Please rewrite every row below, putting "Harbor Compliance" wherever "Meridian Compliance" appears and keeping everything else the same.
— Begin SUPPLIED ENTRIES —
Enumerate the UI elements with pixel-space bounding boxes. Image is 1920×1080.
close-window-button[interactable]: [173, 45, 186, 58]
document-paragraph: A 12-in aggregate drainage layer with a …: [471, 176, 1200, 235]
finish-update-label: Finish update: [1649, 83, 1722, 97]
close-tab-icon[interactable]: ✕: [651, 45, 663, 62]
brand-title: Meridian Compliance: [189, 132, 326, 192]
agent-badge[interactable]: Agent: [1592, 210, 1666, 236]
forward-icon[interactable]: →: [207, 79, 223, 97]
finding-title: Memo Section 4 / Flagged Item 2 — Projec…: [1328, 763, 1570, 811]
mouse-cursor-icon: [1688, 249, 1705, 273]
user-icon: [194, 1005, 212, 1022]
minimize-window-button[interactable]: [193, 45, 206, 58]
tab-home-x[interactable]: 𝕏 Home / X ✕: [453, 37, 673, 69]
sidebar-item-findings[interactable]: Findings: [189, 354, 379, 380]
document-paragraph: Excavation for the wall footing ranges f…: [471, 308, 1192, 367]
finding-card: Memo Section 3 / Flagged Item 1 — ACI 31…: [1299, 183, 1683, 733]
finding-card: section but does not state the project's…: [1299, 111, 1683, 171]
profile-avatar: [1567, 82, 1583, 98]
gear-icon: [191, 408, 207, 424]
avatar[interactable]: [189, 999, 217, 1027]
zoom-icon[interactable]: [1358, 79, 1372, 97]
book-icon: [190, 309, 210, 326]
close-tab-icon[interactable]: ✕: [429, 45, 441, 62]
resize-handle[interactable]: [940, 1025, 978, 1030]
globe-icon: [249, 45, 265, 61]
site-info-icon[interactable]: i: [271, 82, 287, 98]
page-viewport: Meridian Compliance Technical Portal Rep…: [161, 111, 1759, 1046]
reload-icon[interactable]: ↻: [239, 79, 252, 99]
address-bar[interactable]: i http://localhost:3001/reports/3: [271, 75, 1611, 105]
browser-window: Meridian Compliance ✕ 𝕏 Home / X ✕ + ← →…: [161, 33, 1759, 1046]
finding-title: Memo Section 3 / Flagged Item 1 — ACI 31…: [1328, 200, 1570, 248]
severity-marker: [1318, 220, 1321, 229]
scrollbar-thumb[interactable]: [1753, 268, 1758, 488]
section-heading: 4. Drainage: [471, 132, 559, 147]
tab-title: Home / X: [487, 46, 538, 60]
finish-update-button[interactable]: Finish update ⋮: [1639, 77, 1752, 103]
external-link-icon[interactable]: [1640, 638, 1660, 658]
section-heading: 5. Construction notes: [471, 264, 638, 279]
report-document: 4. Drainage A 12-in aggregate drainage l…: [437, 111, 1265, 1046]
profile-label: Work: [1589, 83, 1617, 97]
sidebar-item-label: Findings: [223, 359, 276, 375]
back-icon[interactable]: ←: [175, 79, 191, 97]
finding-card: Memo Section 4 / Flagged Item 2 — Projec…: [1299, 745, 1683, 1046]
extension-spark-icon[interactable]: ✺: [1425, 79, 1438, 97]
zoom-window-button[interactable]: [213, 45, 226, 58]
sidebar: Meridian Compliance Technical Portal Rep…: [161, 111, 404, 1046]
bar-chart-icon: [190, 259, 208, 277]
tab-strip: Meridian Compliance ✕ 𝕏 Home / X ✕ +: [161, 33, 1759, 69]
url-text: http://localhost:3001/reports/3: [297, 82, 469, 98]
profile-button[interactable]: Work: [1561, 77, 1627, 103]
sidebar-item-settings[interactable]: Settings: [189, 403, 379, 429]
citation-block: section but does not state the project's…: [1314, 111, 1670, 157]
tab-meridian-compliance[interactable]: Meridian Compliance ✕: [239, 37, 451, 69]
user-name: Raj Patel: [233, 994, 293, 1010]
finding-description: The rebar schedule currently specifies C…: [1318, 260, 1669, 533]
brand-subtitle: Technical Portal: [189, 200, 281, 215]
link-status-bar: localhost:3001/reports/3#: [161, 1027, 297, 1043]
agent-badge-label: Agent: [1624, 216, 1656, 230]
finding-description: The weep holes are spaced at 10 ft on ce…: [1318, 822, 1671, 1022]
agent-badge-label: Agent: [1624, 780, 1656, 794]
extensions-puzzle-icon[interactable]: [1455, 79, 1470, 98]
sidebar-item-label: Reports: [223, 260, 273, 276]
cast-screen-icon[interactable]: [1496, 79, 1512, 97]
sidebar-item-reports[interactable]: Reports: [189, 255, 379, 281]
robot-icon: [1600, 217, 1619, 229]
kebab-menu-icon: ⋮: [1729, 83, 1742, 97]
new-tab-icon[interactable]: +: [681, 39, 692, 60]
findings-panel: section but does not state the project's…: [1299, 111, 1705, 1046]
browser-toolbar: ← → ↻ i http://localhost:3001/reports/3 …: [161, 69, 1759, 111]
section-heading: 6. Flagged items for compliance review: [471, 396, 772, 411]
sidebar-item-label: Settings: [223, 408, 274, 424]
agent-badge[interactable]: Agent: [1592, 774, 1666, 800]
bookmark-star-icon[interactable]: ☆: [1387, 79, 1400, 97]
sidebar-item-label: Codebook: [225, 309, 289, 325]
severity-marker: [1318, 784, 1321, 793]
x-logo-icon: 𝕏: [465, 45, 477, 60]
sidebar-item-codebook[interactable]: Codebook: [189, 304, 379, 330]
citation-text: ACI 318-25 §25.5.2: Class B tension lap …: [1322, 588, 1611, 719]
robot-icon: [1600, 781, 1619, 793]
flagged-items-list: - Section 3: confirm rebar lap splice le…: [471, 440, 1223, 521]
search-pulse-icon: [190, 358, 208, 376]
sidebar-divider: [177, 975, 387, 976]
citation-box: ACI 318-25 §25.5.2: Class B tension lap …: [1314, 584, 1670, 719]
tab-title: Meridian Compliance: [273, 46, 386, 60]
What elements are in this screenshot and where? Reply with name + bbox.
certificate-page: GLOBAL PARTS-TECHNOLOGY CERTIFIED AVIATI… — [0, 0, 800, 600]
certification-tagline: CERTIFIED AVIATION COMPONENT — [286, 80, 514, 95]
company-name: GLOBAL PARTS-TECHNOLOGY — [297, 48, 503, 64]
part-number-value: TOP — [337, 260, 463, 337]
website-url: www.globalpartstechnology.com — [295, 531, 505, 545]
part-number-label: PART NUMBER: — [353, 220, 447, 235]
— End SUPPLIED ENTRIES —
=== RESPONSE BELOW ===
Enumerate the UI elements with pixel-space bounding boxes. Image is 1920×1080.
close-window-button[interactable]: [173, 45, 186, 58]
document-paragraph: A 12-in aggregate drainage layer with a …: [471, 176, 1200, 235]
finish-update-label: Finish update: [1649, 83, 1722, 97]
close-tab-icon[interactable]: ✕: [651, 45, 663, 62]
brand-title: Harbor Compliance: [189, 132, 326, 192]
agent-badge[interactable]: Agent: [1592, 210, 1666, 236]
forward-icon[interactable]: →: [207, 79, 223, 97]
finding-title: Memo Section 4 / Flagged Item 2 — Projec…: [1328, 763, 1570, 811]
mouse-cursor-icon: [1688, 249, 1705, 273]
user-icon: [194, 1005, 212, 1022]
minimize-window-button[interactable]: [193, 45, 206, 58]
tab-home-x[interactable]: 𝕏 Home / X ✕: [453, 37, 673, 69]
sidebar-item-findings[interactable]: Findings: [189, 354, 379, 380]
document-paragraph: Excavation for the wall footing ranges f…: [471, 308, 1192, 367]
finding-card: Memo Section 3 / Flagged Item 1 — ACI 31…: [1299, 183, 1683, 733]
finding-card: section but does not state the project's…: [1299, 111, 1683, 171]
profile-avatar: [1567, 82, 1583, 98]
gear-icon: [191, 408, 207, 424]
avatar[interactable]: [189, 999, 217, 1027]
zoom-icon[interactable]: [1358, 79, 1372, 97]
book-icon: [190, 309, 210, 326]
close-tab-icon[interactable]: ✕: [429, 45, 441, 62]
resize-handle[interactable]: [940, 1025, 978, 1030]
globe-icon: [249, 45, 265, 61]
site-info-icon[interactable]: i: [271, 82, 287, 98]
page-viewport: Harbor Compliance Technical Portal Rep…: [161, 111, 1759, 1046]
reload-icon[interactable]: ↻: [239, 79, 252, 99]
address-bar[interactable]: i http://localhost:3001/reports/3: [271, 75, 1611, 105]
browser-window: Harbor Compliance ✕ 𝕏 Home / X ✕ + ← →…: [161, 33, 1759, 1046]
finding-title: Memo Section 3 / Flagged Item 1 — ACI 31…: [1328, 200, 1570, 248]
severity-marker: [1318, 220, 1321, 229]
scrollbar-thumb[interactable]: [1753, 268, 1758, 488]
section-heading: 4. Drainage: [471, 132, 559, 147]
tab-title: Home / X: [487, 46, 538, 60]
finish-update-button[interactable]: Finish update ⋮: [1639, 77, 1752, 103]
external-link-icon[interactable]: [1640, 638, 1660, 658]
section-heading: 5. Construction notes: [471, 264, 638, 279]
report-document: 4. Drainage A 12-in aggregate drainage l…: [437, 111, 1265, 1046]
profile-label: Work: [1589, 83, 1617, 97]
sidebar-item-label: Findings: [223, 359, 276, 375]
back-icon[interactable]: ←: [175, 79, 191, 97]
finding-card: Memo Section 4 / Flagged Item 2 — Projec…: [1299, 745, 1683, 1046]
extension-spark-icon[interactable]: ✺: [1425, 79, 1438, 97]
zoom-window-button[interactable]: [213, 45, 226, 58]
sidebar: Harbor Compliance Technical Portal Rep…: [161, 111, 404, 1046]
bar-chart-icon: [190, 259, 208, 277]
tab-strip: Harbor Compliance ✕ 𝕏 Home / X ✕ +: [161, 33, 1759, 69]
url-text: http://localhost:3001/reports/3: [297, 82, 469, 98]
profile-button[interactable]: Work: [1561, 77, 1627, 103]
sidebar-item-settings[interactable]: Settings: [189, 403, 379, 429]
citation-block: section but does not state the project's…: [1314, 111, 1670, 157]
tab-meridian-compliance[interactable]: Harbor Compliance ✕: [239, 37, 451, 69]
user-name: Raj Patel: [233, 994, 293, 1010]
finding-description: The rebar schedule currently specifies C…: [1318, 260, 1669, 533]
brand-subtitle: Technical Portal: [189, 200, 281, 215]
link-status-bar: localhost:3001/reports/3#: [161, 1027, 297, 1043]
agent-badge-label: Agent: [1624, 216, 1656, 230]
finding-description: The weep holes are spaced at 10 ft on ce…: [1318, 822, 1671, 1022]
agent-badge-label: Agent: [1624, 780, 1656, 794]
extensions-puzzle-icon[interactable]: [1455, 79, 1470, 98]
sidebar-item-label: Reports: [223, 260, 273, 276]
cast-screen-icon[interactable]: [1496, 79, 1512, 97]
sidebar-item-reports[interactable]: Reports: [189, 255, 379, 281]
robot-icon: [1600, 217, 1619, 229]
kebab-menu-icon: ⋮: [1729, 83, 1742, 97]
new-tab-icon[interactable]: +: [681, 39, 692, 60]
findings-panel: section but does not state the project's…: [1299, 111, 1705, 1046]
browser-toolbar: ← → ↻ i http://localhost:3001/reports/3 …: [161, 69, 1759, 111]
section-heading: 6. Flagged items for compliance review: [471, 396, 772, 411]
sidebar-item-label: Settings: [223, 408, 274, 424]
agent-badge[interactable]: Agent: [1592, 774, 1666, 800]
bookmark-star-icon[interactable]: ☆: [1387, 79, 1400, 97]
sidebar-item-label: Codebook: [225, 309, 289, 325]
severity-marker: [1318, 784, 1321, 793]
x-logo-icon: 𝕏: [465, 45, 477, 60]
sidebar-item-codebook[interactable]: Codebook: [189, 304, 379, 330]
citation-text: ACI 318-25 §25.5.2: Class B tension lap …: [1322, 588, 1611, 719]
robot-icon: [1600, 781, 1619, 793]
flagged-items-list: - Section 3: confirm rebar lap splice le…: [471, 440, 1223, 521]
search-pulse-icon: [190, 358, 208, 376]
sidebar-divider: [177, 975, 387, 976]
citation-box: ACI 318-25 §25.5.2: Class B tension lap …: [1314, 584, 1670, 719]
tab-title: Harbor Compliance: [273, 46, 386, 60]
What elements are in this screenshot and where? Reply with name + bbox.
certificate-page: GLOBAL PARTS-TECHNOLOGY CERTIFIED AVIATI… — [0, 0, 800, 600]
certification-tagline: CERTIFIED AVIATION COMPONENT — [286, 80, 514, 95]
company-name: GLOBAL PARTS-TECHNOLOGY — [297, 48, 503, 64]
part-number-value: TOP — [337, 260, 463, 337]
website-url: www.globalpartstechnology.com — [295, 531, 505, 545]
part-number-label: PART NUMBER: — [353, 220, 447, 235]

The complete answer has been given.